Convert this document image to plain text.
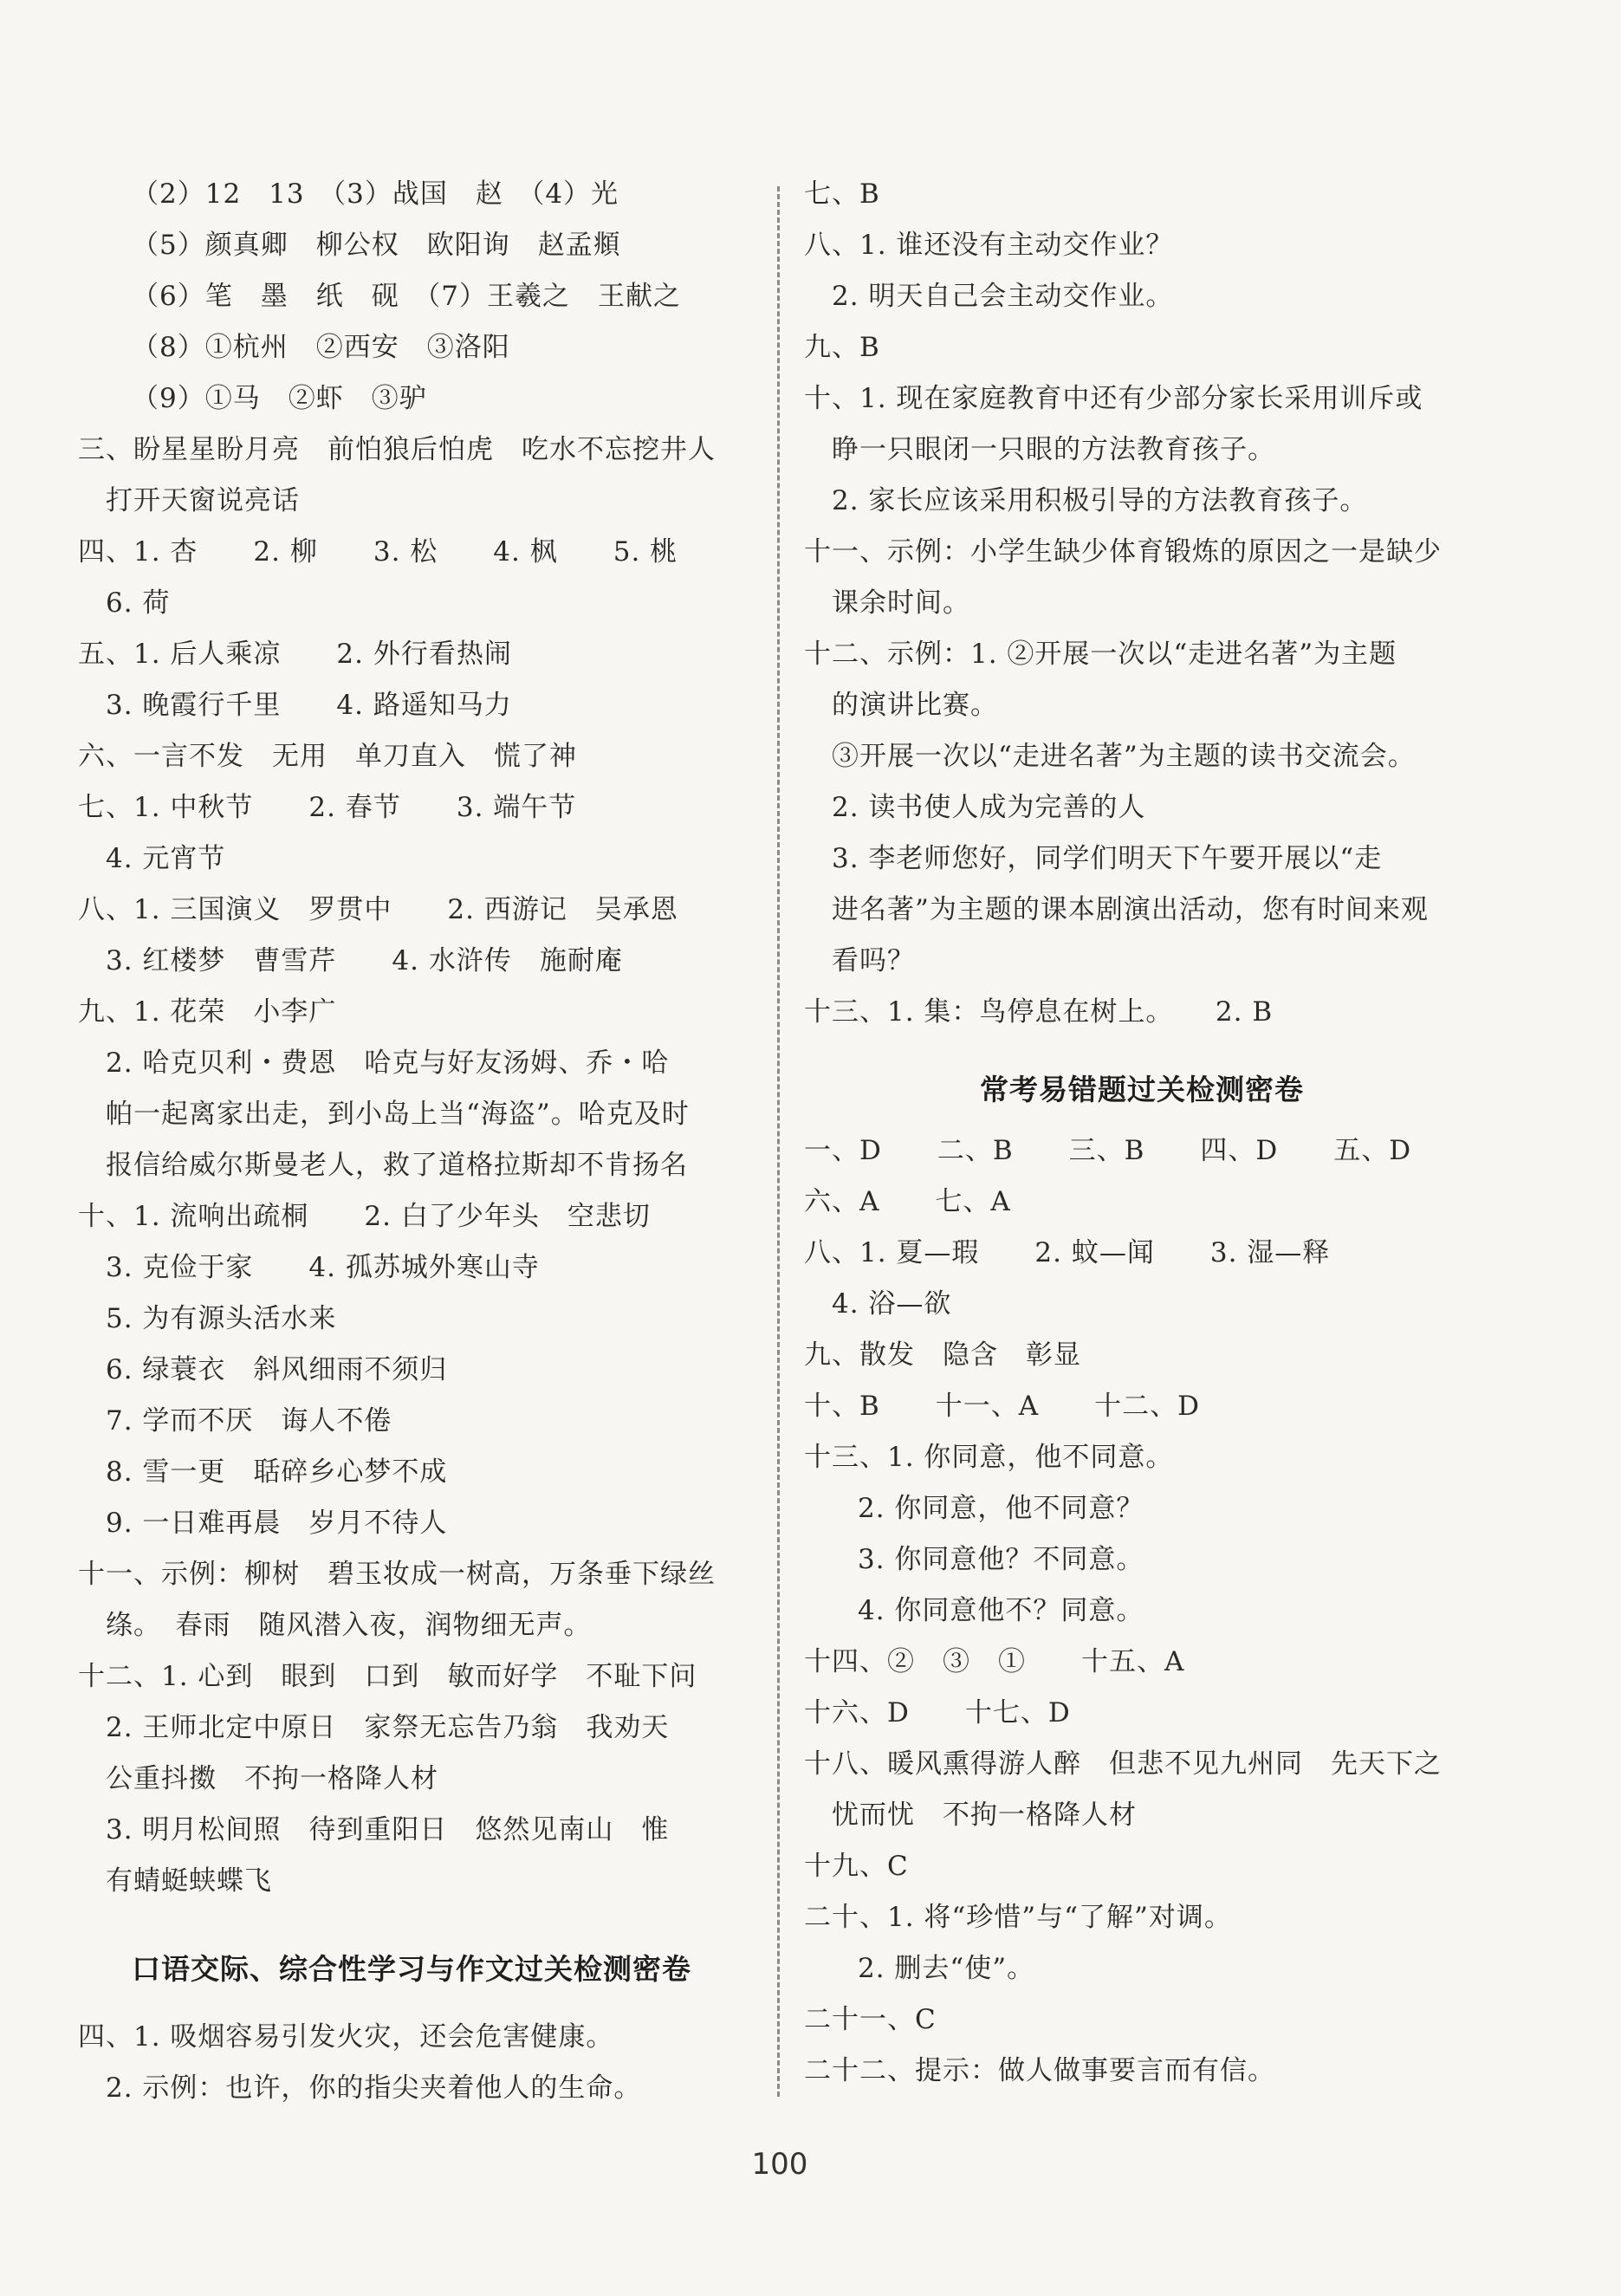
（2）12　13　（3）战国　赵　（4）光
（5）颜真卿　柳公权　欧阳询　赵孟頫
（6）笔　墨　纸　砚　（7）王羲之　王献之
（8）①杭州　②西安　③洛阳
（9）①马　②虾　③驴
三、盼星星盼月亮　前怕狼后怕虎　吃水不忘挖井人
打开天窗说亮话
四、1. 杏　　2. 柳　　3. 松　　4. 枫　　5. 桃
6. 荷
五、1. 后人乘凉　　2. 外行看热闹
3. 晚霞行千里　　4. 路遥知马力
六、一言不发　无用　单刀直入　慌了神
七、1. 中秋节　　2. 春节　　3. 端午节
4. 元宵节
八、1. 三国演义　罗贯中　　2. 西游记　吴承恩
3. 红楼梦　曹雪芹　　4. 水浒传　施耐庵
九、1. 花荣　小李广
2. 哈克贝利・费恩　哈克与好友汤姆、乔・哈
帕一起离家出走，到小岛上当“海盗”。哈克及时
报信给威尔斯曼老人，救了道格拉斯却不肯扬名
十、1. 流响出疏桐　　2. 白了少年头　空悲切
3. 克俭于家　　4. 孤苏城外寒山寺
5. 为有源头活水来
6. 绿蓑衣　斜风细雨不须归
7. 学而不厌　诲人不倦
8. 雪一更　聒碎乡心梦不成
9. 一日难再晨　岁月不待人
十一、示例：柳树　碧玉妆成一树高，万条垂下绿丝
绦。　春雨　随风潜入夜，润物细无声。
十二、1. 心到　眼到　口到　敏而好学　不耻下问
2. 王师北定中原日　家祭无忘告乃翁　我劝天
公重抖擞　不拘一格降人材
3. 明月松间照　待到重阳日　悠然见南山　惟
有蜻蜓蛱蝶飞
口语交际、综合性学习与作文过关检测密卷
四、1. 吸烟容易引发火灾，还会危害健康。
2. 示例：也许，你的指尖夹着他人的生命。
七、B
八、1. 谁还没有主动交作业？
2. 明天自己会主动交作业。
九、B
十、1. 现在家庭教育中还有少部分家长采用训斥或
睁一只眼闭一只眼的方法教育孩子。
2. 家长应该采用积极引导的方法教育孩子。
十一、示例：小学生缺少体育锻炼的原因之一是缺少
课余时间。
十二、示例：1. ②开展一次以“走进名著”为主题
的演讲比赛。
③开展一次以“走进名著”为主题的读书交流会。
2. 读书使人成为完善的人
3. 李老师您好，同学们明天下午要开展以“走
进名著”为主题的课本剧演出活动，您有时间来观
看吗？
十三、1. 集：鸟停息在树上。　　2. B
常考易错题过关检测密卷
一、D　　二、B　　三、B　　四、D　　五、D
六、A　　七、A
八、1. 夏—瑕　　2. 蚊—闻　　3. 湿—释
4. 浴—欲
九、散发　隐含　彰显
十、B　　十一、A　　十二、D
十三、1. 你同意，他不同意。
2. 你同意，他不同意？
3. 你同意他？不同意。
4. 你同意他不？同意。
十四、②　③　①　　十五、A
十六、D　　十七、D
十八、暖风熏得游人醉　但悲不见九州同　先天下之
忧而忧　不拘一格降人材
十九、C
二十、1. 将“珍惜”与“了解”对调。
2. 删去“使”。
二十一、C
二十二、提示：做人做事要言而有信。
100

☆ ☆ ☆ ☆ ☆ ☆ ☆

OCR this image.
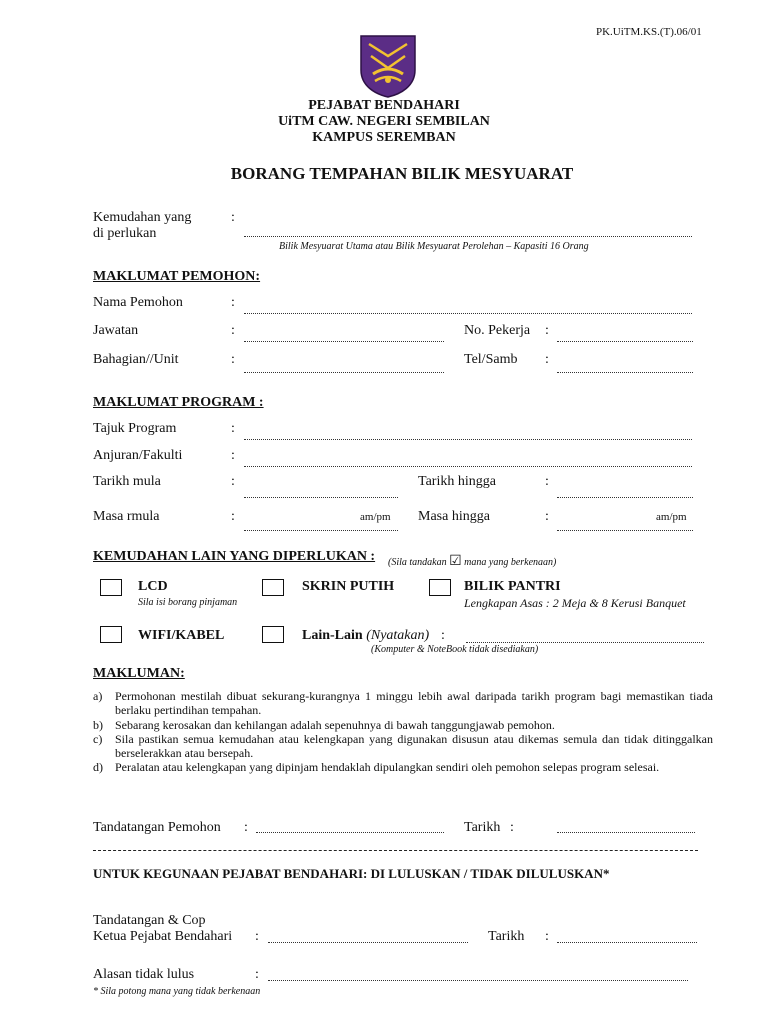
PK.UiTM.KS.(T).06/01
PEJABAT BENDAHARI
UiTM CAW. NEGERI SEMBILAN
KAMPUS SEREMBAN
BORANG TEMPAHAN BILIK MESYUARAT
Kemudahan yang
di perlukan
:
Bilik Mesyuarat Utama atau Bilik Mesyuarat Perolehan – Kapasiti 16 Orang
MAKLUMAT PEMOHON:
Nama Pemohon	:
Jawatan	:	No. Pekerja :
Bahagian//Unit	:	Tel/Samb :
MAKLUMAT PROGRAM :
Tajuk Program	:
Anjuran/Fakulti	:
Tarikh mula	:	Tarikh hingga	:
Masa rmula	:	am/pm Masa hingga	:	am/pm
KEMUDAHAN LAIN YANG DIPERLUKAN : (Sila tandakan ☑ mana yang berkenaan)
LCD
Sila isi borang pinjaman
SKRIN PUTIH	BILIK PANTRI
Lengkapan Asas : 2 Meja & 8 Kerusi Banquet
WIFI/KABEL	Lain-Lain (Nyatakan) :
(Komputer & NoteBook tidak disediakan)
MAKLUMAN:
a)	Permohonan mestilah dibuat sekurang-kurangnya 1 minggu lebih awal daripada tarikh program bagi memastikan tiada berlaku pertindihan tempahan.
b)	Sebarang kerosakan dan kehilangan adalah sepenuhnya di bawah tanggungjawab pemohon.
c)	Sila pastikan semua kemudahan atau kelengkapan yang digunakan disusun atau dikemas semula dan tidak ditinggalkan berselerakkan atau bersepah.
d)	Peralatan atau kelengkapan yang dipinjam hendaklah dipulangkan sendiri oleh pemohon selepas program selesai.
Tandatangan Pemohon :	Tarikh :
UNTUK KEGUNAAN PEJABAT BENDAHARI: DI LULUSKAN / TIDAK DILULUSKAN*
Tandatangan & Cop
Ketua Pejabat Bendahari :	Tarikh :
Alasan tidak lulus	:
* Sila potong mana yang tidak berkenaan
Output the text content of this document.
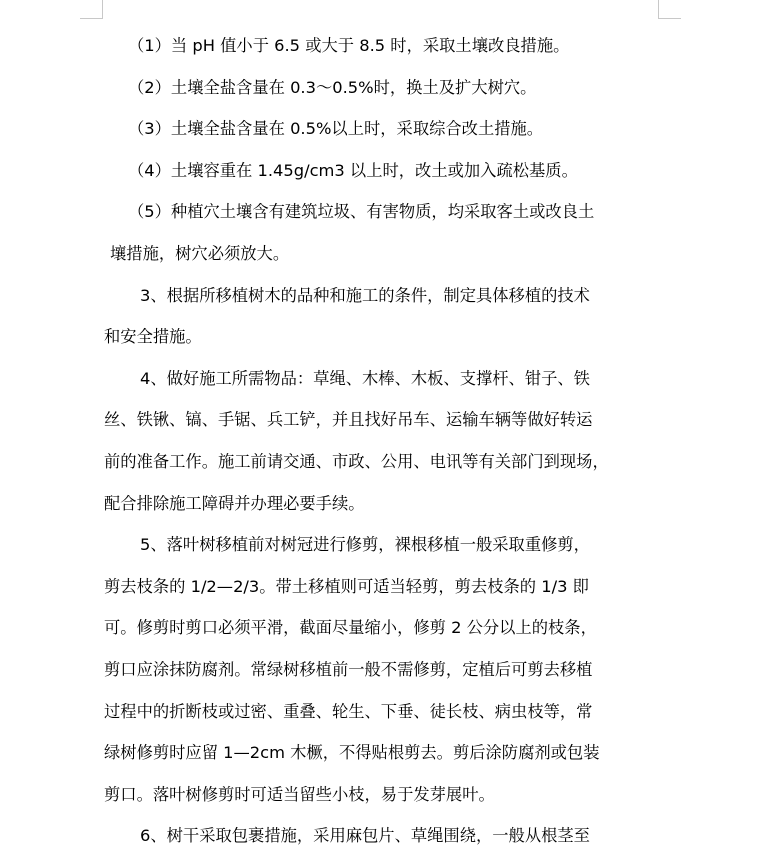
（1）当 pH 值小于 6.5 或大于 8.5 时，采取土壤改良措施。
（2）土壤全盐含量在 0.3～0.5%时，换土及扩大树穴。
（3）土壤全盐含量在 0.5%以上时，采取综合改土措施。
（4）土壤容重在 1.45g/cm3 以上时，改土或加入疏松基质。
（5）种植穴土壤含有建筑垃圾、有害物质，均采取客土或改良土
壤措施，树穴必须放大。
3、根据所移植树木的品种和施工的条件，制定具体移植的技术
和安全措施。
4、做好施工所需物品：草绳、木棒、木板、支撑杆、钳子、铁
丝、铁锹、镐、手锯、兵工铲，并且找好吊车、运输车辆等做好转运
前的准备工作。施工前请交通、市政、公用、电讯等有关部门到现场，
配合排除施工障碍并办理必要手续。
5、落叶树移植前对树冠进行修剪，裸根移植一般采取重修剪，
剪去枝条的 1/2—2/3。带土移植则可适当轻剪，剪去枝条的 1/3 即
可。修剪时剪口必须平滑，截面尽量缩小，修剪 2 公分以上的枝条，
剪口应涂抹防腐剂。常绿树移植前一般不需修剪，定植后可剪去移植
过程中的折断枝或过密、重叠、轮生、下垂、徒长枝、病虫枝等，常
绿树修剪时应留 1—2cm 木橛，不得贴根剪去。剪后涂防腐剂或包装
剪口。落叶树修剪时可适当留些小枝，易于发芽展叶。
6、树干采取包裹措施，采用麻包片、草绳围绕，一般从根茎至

☆ ☆ ☆ ☆ ☆ ☆ ☆

Write down only the number of lines that contain the string "atau" in the listing.

## Expected answer
3